───── SEITENTEXT ─────

Rückblick auf die transmediale im Jahr 2012

Wer kreist hier eigentlich um wen?


Daniel García Andújar "Technologies To The People", Foto: Jekaterina Petrova

Daniel García Andújar "Technologies To The People", Foto: Jekaterina Petrova

Man mag Wortspiele auf der transmediale. Hieß es im letzten Jahr noch RESPONSE:ABILITY, das dazugehörige Videoprogramm SyncExistence, bleibt sich die neue Leitung unter dem bübischen Kristoffer Gansing treu – und achtet natürlich auch auf einen möglichst maßlosen Umgang mit Sonderzeichen. Dieses Jahr nun also:  in/compatible – verdeutlicht anhand einer millionenschweren Festplatte, voll mit illegal geladenen Daten, die wie ein schwarzer Monolith inmitten der Ausstellung „Dark Drives. Uneasy Energies in Technological Times“ steht. Oder elektrische Stäbe, von der Decke baumelnd im Foyer des HKW – interaktiver Vorhang des britischen Künstlers Ben Woodeson. „Bite you on your ass and kiss your socks goodbye“ heißt das gute Stück, welches Städtern ein wenig Landliebe beschert: Hand trifft auf eingezäunte Pferdekoppel. So kann man Mutige, nach Unterzeichnung eines Warnzettels, beim Hüpfen, Zucken und Krakeelen beobachten. Seichte Unterhaltung, die der transmediale ganz gut bekommt. Der Grundtenor dennoch – eher düster. Die Frage: Passen Mensch und Technik überhaupt noch zusammen, sprich, sind sie noch kompatible oder stehen wir längst vor größeren Problemen?

───── ANGEZEIGTE INFORMATIONEN ─────

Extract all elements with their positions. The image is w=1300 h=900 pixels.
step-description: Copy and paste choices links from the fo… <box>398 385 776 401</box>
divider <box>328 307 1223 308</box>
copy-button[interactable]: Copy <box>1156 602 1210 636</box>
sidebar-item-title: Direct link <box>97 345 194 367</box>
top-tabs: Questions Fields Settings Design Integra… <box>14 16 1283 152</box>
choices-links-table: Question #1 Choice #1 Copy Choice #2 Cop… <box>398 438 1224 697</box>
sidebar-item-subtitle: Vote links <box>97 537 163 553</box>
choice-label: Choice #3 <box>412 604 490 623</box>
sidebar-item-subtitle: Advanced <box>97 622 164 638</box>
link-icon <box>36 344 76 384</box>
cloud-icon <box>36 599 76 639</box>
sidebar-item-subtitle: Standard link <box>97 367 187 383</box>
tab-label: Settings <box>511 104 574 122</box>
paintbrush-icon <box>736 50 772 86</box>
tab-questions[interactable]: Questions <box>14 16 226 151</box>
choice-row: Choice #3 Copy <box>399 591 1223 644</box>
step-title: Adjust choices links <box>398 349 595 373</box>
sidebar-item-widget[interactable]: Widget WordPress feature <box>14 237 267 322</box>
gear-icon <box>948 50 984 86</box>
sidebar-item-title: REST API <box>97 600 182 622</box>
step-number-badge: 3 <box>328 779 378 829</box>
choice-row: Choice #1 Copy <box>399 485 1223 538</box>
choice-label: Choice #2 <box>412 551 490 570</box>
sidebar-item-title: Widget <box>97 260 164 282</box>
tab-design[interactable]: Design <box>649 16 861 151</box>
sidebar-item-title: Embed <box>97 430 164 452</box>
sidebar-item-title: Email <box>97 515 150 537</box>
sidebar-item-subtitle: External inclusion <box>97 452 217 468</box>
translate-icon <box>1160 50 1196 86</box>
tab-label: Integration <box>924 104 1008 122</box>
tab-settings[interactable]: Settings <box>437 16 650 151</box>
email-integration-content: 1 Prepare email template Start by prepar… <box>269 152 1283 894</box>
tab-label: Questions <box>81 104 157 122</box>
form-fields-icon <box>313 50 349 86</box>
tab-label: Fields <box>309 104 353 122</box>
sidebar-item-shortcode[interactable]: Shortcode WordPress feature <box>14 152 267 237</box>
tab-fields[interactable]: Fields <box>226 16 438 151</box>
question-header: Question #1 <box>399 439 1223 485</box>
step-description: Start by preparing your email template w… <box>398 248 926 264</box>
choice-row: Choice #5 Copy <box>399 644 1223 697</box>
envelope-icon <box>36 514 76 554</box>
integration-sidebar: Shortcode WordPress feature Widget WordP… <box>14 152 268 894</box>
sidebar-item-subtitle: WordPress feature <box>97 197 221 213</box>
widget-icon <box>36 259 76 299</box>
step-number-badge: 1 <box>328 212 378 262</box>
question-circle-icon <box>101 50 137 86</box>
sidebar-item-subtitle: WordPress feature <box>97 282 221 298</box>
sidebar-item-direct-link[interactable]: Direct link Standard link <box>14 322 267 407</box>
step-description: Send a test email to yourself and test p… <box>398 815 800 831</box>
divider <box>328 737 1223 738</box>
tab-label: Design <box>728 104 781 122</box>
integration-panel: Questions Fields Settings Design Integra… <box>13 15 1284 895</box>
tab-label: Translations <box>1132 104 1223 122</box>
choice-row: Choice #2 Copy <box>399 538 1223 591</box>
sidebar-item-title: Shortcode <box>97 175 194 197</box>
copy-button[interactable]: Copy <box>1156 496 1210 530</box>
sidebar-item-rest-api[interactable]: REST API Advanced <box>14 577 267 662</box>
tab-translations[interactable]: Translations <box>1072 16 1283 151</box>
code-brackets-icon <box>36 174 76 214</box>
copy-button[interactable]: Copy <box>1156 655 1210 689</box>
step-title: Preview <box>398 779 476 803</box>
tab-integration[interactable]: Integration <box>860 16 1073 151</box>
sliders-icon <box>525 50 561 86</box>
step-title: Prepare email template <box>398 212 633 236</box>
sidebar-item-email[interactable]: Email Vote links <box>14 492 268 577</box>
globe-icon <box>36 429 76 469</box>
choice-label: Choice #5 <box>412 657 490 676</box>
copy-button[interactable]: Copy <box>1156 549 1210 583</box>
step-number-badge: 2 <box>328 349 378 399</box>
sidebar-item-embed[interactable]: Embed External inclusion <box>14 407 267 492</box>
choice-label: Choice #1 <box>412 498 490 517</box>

─────

» **AUFGABEN ZUM LÖSEN**
[a] Beantworte anhand des Rückblicks auf die transmediale:
(i) Wie hieß das Motto im Jahr davor?
(ii) Von welchem Künstler stammt der Vorhang aus elektrischen Stäben im Foyer des HKW?
(iii) Was müssen Mutige unterschreiben, bevor sie ihn anfassen?
[b] Führe den Rückblick auf die transmediale nach seinem letzten Satz weiter.

» **LÖSUNGEN**
[a]
(i) RESPONSE:ABILITY
(ii) Von dem britischen Künstler Ben Woodeson
(iii) Einen Warnzettel

[b]
Symbolisch für die omnipräsente Verwirrung (auf der transmediale im Übrigen sowieso steter Begleiter), darf der diesjährig entworfene Katalog gelten  – eine lose Zusammenstellung vieler kleiner Flyer, wie sie „Marios Pizza“ nicht besser hätte hinkriegen können, versammelt in einer gülden schimmernden Mappe – passend zum Thema in/compatible. Glücklicherweise ist das Filmprogramm „Satellite Stories“ vergleichsweise überschaubar. Zwei Screenings pro Tag, liebevoll kuratiert von Marcel Schwierin im immer gleichen Theatersaal des HKW.  Jede Vorführung wird von einem Klassiker der transmediale-Historie eröffnet, man feiert 25-jähriges Jubiläum.

Der erste gezeigte Film, „Die Schulung – Indoctrination“ (Harun Farocki, D 1987) ist dann auch gleich ein besonders tolles Exemplar aus einer Zeit, als die transmediale noch VideoFilmFest hieß und Teil der Berlinale war. Farocki beobachtet in seiner Dokumentation ein fünf-tägiges Seminar in Bad Harzburg, auf dem (z.T. angehende) Führungskräfte mittelständischer Unternehmen die hohe Kunst der Rhetorik erlernen sollen. Schnell stellt sich bei den Zuschauern in merkwürdige Mischung aus Unglauben, Fremdscham und Voyeurismus ein – 45 Minuten Besichtigung, erwachsene Männer, die vorgeführt werden wie kleine Schuljungs. Nicht viel besser dann „Führung – Guided Tour“ ( René Frölke, D 2011). Auch hier viele unangenehme Momente und der audiovisuelle Beweis, wie sichtbar Machtverhältnisse tatsächlich sind. Oder: Wie gestandene Männer auf einem Rundgang durch eine Kunsthochschule mit Ex-Bundespräsident Horst Köhler plötzlich zu tänzeln, sich zu profilieren beginnen.